Make an exact copy of all the records.

(begin)

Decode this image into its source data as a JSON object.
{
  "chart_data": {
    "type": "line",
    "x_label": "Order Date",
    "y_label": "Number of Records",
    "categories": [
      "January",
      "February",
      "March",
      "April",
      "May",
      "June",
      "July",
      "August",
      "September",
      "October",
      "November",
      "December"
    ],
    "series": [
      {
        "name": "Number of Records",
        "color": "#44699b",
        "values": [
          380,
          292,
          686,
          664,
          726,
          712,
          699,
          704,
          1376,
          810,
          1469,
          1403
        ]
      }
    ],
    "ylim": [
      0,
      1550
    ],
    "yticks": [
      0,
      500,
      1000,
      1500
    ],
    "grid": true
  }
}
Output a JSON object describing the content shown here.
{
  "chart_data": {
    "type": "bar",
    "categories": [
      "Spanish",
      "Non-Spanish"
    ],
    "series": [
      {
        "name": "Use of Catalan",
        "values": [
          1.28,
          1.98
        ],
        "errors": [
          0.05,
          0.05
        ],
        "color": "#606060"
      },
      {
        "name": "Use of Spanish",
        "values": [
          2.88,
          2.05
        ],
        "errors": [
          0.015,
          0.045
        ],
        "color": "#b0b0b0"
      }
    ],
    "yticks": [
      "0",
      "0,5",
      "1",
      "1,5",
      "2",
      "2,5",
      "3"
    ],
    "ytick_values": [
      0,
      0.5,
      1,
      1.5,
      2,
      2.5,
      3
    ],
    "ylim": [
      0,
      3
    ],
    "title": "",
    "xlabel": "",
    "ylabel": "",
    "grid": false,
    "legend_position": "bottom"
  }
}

(end)

- _Written answer_:
Decode this image into its source data as a JSON object.
{
  "chart_data": {
    "type": "line",
    "x_label": "Order Date",
    "y_label": "Number of Records",
    "categories": [
      "January",
      "February",
      "March",
      "April",
      "May",
      "June",
      "July",
      "August",
      "September",
      "October",
      "November",
      "December"
    ],
    "series": [
      {
        "name": "Number of Records",
        "color": "#44699b",
        "values": [
          380,
          292,
          686,
          664,
          726,
          712,
          699,
          704,
          1376,
          810,
          1469,
          1403
        ]
      }
    ],
    "ylim": [
      0,
      1550
    ],
    "yticks": [
      0,
      500,
      1000,
      1500
    ],
    "grid": true
  }
}
Output a JSON object describing the content shown here.
{
  "chart_data": {
    "type": "bar",
    "categories": [
      "Spanish",
      "Non-Spanish"
    ],
    "series": [
      {
        "name": "Use of Catalan",
        "values": [
          1.28,
          1.98
        ],
        "errors": [
          0.05,
          0.05
        ],
        "color": "#606060"
      },
      {
        "name": "Use of Spanish",
        "values": [
          2.88,
          2.05
        ],
        "errors": [
          0.015,
          0.045
        ],
        "color": "#b0b0b0"
      }
    ],
    "yticks": [
      "0",
      "0,5",
      "1",
      "1,5",
      "2",
      "2,5",
      "3"
    ],
    "ytick_values": [
      0,
      0.5,
      1,
      1.5,
      2,
      2.5,
      3
    ],
    "ylim": [
      0,
      3
    ],
    "title": "",
    "xlabel": "",
    "ylabel": "",
    "grid": false,
    "legend_position": "bottom"
  }
}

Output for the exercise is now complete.